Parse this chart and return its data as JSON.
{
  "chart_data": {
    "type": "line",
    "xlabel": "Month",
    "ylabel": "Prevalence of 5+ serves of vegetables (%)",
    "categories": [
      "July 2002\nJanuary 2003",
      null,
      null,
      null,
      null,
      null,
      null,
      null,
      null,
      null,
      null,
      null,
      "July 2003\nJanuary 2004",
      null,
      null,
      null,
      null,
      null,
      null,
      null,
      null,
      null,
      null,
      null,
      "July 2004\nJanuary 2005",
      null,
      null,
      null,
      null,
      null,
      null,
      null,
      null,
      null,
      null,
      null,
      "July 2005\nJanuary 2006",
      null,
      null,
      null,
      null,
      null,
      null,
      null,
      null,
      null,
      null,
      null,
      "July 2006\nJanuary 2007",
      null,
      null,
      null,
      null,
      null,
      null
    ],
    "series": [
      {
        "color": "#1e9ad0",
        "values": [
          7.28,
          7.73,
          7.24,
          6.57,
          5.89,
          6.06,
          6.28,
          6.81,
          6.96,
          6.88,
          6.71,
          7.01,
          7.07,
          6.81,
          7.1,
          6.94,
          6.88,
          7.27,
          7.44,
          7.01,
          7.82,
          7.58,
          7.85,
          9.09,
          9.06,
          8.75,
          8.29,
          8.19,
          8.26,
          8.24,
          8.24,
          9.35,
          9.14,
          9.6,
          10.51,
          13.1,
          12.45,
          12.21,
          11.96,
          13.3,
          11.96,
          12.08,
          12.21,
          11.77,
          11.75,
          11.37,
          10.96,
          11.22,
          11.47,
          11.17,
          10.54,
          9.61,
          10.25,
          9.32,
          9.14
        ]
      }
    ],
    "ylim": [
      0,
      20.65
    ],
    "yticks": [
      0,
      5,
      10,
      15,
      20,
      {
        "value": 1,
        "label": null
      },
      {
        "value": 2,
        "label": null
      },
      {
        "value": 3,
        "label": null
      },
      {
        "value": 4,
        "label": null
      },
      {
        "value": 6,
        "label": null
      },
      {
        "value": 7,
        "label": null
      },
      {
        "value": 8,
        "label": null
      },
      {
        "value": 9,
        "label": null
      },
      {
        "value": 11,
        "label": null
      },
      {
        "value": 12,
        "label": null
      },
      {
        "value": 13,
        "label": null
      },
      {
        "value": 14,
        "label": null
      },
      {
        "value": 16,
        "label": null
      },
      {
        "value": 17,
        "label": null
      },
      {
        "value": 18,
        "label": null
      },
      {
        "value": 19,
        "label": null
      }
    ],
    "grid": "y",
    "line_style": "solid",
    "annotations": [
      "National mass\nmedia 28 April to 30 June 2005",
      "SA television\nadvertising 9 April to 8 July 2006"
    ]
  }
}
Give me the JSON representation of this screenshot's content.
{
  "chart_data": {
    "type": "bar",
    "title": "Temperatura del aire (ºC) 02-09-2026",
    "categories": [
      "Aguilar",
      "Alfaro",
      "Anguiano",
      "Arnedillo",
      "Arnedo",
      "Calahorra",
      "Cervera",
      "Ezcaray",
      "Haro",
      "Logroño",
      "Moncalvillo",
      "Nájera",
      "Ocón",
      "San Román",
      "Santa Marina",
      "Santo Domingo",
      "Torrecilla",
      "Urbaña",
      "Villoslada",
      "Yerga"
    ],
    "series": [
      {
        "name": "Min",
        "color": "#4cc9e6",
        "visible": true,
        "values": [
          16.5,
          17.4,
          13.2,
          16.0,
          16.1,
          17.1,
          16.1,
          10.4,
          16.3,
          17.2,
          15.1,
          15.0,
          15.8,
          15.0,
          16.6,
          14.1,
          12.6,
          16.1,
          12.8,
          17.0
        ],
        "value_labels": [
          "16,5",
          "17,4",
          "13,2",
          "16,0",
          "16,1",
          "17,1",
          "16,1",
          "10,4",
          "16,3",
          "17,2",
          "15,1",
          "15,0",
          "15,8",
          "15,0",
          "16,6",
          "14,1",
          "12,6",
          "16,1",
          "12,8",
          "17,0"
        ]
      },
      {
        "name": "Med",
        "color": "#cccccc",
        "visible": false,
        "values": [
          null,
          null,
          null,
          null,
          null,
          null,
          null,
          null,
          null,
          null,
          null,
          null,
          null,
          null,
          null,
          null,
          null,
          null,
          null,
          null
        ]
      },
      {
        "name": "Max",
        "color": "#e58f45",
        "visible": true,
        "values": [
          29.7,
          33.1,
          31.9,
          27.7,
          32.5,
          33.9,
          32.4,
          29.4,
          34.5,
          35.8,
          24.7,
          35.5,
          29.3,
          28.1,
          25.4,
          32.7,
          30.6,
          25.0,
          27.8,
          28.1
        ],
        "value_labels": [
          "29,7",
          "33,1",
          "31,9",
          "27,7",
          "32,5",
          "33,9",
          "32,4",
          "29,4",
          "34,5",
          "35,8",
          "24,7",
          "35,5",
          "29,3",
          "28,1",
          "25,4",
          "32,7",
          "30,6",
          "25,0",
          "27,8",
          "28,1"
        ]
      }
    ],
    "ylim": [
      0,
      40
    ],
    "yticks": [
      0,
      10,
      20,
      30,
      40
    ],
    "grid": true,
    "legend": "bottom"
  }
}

# EXERCISE DESCRIPTION:
Quote all the records exactly, please, leaving none out.

# IN RESPONSE:
Parse this chart and return its data as JSON.
{
  "chart_data": {
    "type": "line",
    "xlabel": "Month",
    "ylabel": "Prevalence of 5+ serves of vegetables (%)",
    "categories": [
      "July 2002\nJanuary 2003",
      null,
      null,
      null,
      null,
      null,
      null,
      null,
      null,
      null,
      null,
      null,
      "July 2003\nJanuary 2004",
      null,
      null,
      null,
      null,
      null,
      null,
      null,
      null,
      null,
      null,
      null,
      "July 2004\nJanuary 2005",
      null,
      null,
      null,
      null,
      null,
      null,
      null,
      null,
      null,
      null,
      null,
      "July 2005\nJanuary 2006",
      null,
      null,
      null,
      null,
      null,
      null,
      null,
      null,
      null,
      null,
      null,
      "July 2006\nJanuary 2007",
      null,
      null,
      null,
      null,
      null,
      null
    ],
    "series": [
      {
        "color": "#1e9ad0",
        "values": [
          7.28,
          7.73,
          7.24,
          6.57,
          5.89,
          6.06,
          6.28,
          6.81,
          6.96,
          6.88,
          6.71,
          7.01,
          7.07,
          6.81,
          7.1,
          6.94,
          6.88,
          7.27,
          7.44,
          7.01,
          7.82,
          7.58,
          7.85,
          9.09,
          9.06,
          8.75,
          8.29,
          8.19,
          8.26,
          8.24,
          8.24,
          9.35,
          9.14,
          9.6,
          10.51,
          13.1,
          12.45,
          12.21,
          11.96,
          13.3,
          11.96,
          12.08,
          12.21,
          11.77,
          11.75,
          11.37,
          10.96,
          11.22,
          11.47,
          11.17,
          10.54,
          9.61,
          10.25,
          9.32,
          9.14
        ]
      }
    ],
    "ylim": [
      0,
      20.65
    ],
    "yticks": [
      0,
      5,
      10,
      15,
      20,
      {
        "value": 1,
        "label": null
      },
      {
        "value": 2,
        "label": null
      },
      {
        "value": 3,
        "label": null
      },
      {
        "value": 4,
        "label": null
      },
      {
        "value": 6,
        "label": null
      },
      {
        "value": 7,
        "label": null
      },
      {
        "value": 8,
        "label": null
      },
      {
        "value": 9,
        "label": null
      },
      {
        "value": 11,
        "label": null
      },
      {
        "value": 12,
        "label": null
      },
      {
        "value": 13,
        "label": null
      },
      {
        "value": 14,
        "label": null
      },
      {
        "value": 16,
        "label": null
      },
      {
        "value": 17,
        "label": null
      },
      {
        "value": 18,
        "label": null
      },
      {
        "value": 19,
        "label": null
      }
    ],
    "grid": "y",
    "line_style": "solid",
    "annotations": [
      "National mass\nmedia 28 April to 30 June 2005",
      "SA television\nadvertising 9 April to 8 July 2006"
    ]
  }
}
Give me the JSON representation of this screenshot's content.
{
  "chart_data": {
    "type": "bar",
    "title": "Temperatura del aire (ºC) 02-09-2026",
    "categories": [
      "Aguilar",
      "Alfaro",
      "Anguiano",
      "Arnedillo",
      "Arnedo",
      "Calahorra",
      "Cervera",
      "Ezcaray",
      "Haro",
      "Logroño",
      "Moncalvillo",
      "Nájera",
      "Ocón",
      "San Román",
      "Santa Marina",
      "Santo Domingo",
      "Torrecilla",
      "Urbaña",
      "Villoslada",
      "Yerga"
    ],
    "series": [
      {
        "name": "Min",
        "color": "#4cc9e6",
        "visible": true,
        "values": [
          16.5,
          17.4,
          13.2,
          16.0,
          16.1,
          17.1,
          16.1,
          10.4,
          16.3,
          17.2,
          15.1,
          15.0,
          15.8,
          15.0,
          16.6,
          14.1,
          12.6,
          16.1,
          12.8,
          17.0
        ],
        "value_labels": [
          "16,5",
          "17,4",
          "13,2",
          "16,0",
          "16,1",
          "17,1",
          "16,1",
          "10,4",
          "16,3",
          "17,2",
          "15,1",
          "15,0",
          "15,8",
          "15,0",
          "16,6",
          "14,1",
          "12,6",
          "16,1",
          "12,8",
          "17,0"
        ]
      },
      {
        "name": "Med",
        "color": "#cccccc",
        "visible": false,
        "values": [
          null,
          null,
          null,
          null,
          null,
          null,
          null,
          null,
          null,
          null,
          null,
          null,
          null,
          null,
          null,
          null,
          null,
          null,
          null,
          null
        ]
      },
      {
        "name": "Max",
        "color": "#e58f45",
        "visible": true,
        "values": [
          29.7,
          33.1,
          31.9,
          27.7,
          32.5,
          33.9,
          32.4,
          29.4,
          34.5,
          35.8,
          24.7,
          35.5,
          29.3,
          28.1,
          25.4,
          32.7,
          30.6,
          25.0,
          27.8,
          28.1
        ],
        "value_labels": [
          "29,7",
          "33,1",
          "31,9",
          "27,7",
          "32,5",
          "33,9",
          "32,4",
          "29,4",
          "34,5",
          "35,8",
          "24,7",
          "35,5",
          "29,3",
          "28,1",
          "25,4",
          "32,7",
          "30,6",
          "25,0",
          "27,8",
          "28,1"
        ]
      }
    ],
    "ylim": [
      0,
      40
    ],
    "yticks": [
      0,
      10,
      20,
      30,
      40
    ],
    "grid": true,
    "legend": "bottom"
  }
}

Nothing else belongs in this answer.